TESTO DI STUDIO>
▬▬▬▬▬▬▬▬▬▬

Il libro: Un ragazzo di Bastida, di F. Rovati


Alfredo Pasotti


Franco Rovati, Un ragazzo di Bastida. L'avventura umana e sportiva di Alfredo Pasotti, corridore ciclista, con la Prefazione di Ernesto Colnago, Geo Edizioni, 2015, euro 19.

Pasotti… Chi era costui?
Ve lo spiega subito nel titolo l’amico Rovati, autore del volume. Pasotti era un ragazzo di Bastida. E dov’è Bastida? Bastida Pancarana è un comune di 983 abitanti della provincia di Pavia. Si trova nella pianura dell'Oltrepò, riva destra. Ne sapete tanto come prima?
Ebbene allora dovete leggere questo libro che racconta le avventure ciclistiche di un ottimo professionista degli anni “50. Si, allora dopo aver letto, comprenderete come un ragazzo normale, dopo una guerra vissuta durante il periodo più delicato del suo sviluppo, riesca a diventare un buon corridore.
Primi anni di vita, scenario il Po, sempre presente in chi nasce sulle sue sponde: tuffi, marachelle, pesci e anguille. La bicicletta per conoscere nuovi orizzonti. Una vittoria al Campionato Nazionale Allievi del “42. In supporto ai partigiani durante la Resistenza. Colpito all’addome da proiettili tedeschi; curato col digiuno assoluto. Dopo qualche mese riprende ad alimentarsi e torna a pedalare. Secondo alla Milano Rapallo del “46, corsa che non lo sapeva ancora, ma sarebbe diventata una classica dei “puri”. Passa alla Benotto e dopo un paio di stagioni altalenanti ma convincenti, nel 1950 fa un bel Giro e un ottimo Tour vincendo due tappe a Lilla e a Bordeaux. E’ il Tour delle aggressioni, verbali e oltre, agli italiani accusati di essere succhiaruote nelle fughe e vincitori allo sprint (e come lui Corrieri, Magni, Leoni…). E questa parte del libro sviscera molto bene il momento dove i cugini di oltralpe, raggiungendo il massimo del loro sciovinismo, si “incazzano” (come dice Paolo Conte) per il complesso di inferiorità che li opprime. Il momento tecnico-tattico è sostenuto e avallato da godibilissimi articoli di Brera e Ambrosini sui giornali dell’epoca.

▬▬▬▬▬▬▬▬▬▬

DATI FORNITI>
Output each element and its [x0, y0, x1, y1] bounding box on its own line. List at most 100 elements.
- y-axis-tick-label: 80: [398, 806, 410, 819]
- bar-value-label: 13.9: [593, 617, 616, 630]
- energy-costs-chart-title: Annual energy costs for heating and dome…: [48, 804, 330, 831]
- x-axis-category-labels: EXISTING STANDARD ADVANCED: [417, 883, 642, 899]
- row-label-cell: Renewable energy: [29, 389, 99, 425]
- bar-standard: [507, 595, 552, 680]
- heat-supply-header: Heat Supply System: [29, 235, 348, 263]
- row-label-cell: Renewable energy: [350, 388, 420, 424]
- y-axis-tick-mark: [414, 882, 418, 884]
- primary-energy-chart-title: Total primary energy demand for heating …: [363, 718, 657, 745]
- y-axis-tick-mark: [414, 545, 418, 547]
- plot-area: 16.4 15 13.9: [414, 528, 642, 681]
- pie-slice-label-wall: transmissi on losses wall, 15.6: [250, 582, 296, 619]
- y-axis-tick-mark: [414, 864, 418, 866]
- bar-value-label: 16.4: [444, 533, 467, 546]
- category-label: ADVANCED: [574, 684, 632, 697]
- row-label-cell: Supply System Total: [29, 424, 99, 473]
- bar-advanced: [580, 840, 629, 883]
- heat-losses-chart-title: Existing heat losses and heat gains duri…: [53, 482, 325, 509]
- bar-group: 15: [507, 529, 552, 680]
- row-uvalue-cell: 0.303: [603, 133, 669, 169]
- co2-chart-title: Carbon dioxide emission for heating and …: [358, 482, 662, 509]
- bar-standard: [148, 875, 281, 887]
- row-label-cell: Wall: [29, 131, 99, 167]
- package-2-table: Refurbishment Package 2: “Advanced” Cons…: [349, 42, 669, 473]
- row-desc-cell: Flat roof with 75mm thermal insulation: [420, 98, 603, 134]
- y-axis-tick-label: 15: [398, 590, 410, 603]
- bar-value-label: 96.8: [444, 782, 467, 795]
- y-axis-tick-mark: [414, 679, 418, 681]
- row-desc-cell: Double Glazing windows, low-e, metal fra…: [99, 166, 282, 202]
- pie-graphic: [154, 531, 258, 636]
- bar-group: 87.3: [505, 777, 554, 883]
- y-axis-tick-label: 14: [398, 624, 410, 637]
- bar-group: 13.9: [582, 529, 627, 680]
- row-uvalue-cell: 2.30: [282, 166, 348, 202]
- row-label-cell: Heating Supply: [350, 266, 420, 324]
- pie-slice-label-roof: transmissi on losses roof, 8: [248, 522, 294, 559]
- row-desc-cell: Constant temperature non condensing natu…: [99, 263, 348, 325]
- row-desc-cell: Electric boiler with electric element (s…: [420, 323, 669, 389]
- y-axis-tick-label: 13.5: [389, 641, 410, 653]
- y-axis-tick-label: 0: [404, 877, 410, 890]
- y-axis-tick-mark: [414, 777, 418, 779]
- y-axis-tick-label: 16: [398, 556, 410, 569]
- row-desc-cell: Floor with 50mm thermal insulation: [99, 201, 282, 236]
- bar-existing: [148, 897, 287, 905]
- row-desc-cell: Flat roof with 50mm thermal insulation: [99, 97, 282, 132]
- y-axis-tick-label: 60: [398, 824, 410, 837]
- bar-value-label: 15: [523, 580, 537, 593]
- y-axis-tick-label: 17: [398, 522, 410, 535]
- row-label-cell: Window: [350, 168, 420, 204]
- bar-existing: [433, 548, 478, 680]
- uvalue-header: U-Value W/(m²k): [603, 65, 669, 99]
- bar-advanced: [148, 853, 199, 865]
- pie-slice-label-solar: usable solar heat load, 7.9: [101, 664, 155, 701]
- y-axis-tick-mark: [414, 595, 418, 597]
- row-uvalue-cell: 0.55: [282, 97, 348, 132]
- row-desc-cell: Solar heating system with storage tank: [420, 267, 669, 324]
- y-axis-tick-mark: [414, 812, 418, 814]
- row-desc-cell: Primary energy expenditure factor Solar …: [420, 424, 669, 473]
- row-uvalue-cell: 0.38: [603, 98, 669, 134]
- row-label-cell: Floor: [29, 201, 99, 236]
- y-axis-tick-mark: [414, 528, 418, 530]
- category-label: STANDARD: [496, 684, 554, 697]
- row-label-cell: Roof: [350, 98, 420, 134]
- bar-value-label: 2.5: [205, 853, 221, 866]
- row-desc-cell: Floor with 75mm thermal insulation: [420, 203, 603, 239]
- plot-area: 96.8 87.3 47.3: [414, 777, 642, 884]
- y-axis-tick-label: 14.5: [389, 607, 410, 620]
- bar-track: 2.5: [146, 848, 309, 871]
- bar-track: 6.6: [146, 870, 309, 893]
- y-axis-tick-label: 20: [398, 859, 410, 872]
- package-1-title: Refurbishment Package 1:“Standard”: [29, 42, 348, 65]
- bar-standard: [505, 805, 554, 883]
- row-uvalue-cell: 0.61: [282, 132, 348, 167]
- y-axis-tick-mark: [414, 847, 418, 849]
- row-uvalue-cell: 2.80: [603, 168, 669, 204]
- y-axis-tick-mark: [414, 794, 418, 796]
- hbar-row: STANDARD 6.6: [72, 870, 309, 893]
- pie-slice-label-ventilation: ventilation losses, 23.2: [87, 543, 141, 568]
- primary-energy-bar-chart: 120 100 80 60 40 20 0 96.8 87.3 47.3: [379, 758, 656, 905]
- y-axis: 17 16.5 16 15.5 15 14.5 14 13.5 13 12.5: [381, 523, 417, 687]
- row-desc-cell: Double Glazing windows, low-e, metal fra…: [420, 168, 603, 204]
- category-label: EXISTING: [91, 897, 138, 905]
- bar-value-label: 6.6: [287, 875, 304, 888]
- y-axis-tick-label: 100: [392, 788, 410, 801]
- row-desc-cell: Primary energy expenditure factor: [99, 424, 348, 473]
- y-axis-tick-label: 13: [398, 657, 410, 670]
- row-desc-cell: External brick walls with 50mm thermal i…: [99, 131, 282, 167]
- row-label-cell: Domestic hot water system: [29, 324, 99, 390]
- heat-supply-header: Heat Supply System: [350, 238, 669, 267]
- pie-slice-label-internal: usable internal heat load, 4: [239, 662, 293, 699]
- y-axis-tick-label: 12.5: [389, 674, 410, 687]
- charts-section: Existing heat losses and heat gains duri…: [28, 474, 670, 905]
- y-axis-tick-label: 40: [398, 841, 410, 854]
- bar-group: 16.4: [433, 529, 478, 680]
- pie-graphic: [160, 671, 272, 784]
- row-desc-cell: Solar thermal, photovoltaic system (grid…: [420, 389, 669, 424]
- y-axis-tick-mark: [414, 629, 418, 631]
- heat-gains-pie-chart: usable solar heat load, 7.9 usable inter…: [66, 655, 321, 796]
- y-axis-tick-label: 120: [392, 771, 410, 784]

▬▬▬▬▬▬▬▬▬▬

ESERCIZIO> Trascriva il passo del testo di studio che si apre con le parole "Ebbene allora dovete" e si chiude con "un buon corridore.", sostituendo "ragazzo normale" con "giovane qualunque". Il materiale riportato proviene da una fonte diversa.

RISULTATO>
Ebbene allora dovete leggere questo libro che racconta le avventure ciclistiche di un ottimo professionista degli anni “50. Si, allora dopo aver letto, comprenderete come un giovane qualunque, dopo una guerra vissuta durante il periodo più delicato del suo sviluppo, riesca a diventare un buon corridore.